start

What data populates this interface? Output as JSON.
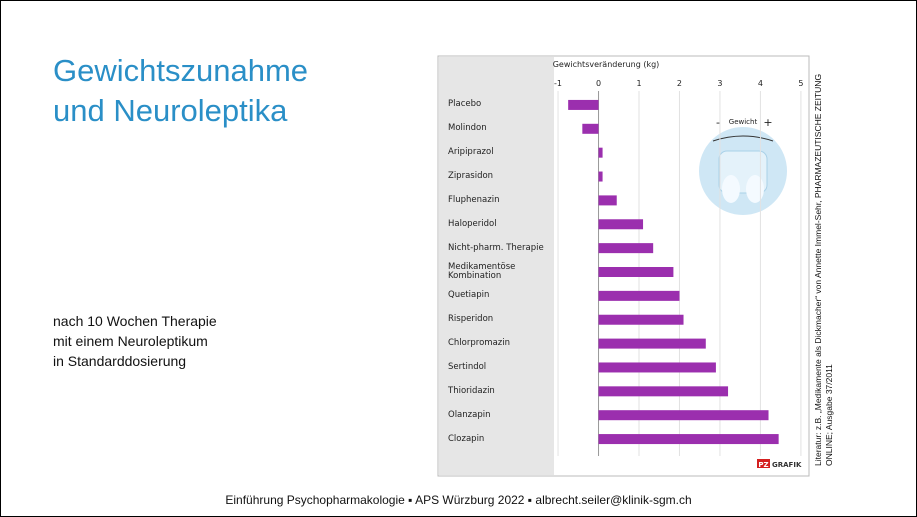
{
  "slide": {
    "title_lines": [
      "Gewichtszunahme",
      "und Neuroleptika"
    ],
    "note_lines": [
      "nach 10 Wochen Therapie",
      "mit einem Neuroleptikum",
      "in Standarddosierung"
    ],
    "source_lines": [
      "Literatur: z.B. „Medikamente als Dickmacher“ von Annette Immel-Sehr, PHARMAZEUTISCHE ZEITUNG",
      "ONLINE; Ausgabe 37/2011"
    ],
    "footer": "Einführung Psychopharmakologie ▪ APS Würzburg 2022 ▪ albrecht.seiler@klinik-sgm.ch"
  },
  "chart_data": {
    "type": "barh",
    "x_label": "Gewichtsveränderung (kg)",
    "categories": [
      "Placebo",
      "Molindon",
      "Aripiprazol",
      "Ziprasidon",
      "Fluphenazin",
      "Haloperidol",
      "Nicht-pharm. Therapie",
      "Medikamentöse Kombination",
      "Quetiapin",
      "Risperidon",
      "Chlorpromazin",
      "Sertindol",
      "Thioridazin",
      "Olanzapin",
      "Clozapin"
    ],
    "values": [
      -0.75,
      -0.4,
      0.1,
      0.1,
      0.45,
      1.1,
      1.35,
      1.85,
      2.0,
      2.1,
      2.65,
      2.9,
      3.2,
      4.2,
      4.45
    ],
    "color": "#9b2fae",
    "xlim": [
      -1.1,
      5.2
    ],
    "xticks": [
      -1,
      0,
      1,
      2,
      3,
      4,
      5
    ],
    "grid": true,
    "annotations": {
      "scale_label": "Gewicht",
      "minus": "-",
      "plus": "+",
      "logo_pz": "PZ",
      "logo_text": "GRAFIK"
    }
  }
}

end

◆ Do this ◆
Pull every line containing "Therapie" out of the data above.

◆ Worked answer ◆
      "nach 10 Wochen Therapie",
      "Nicht-pharm. Therapie",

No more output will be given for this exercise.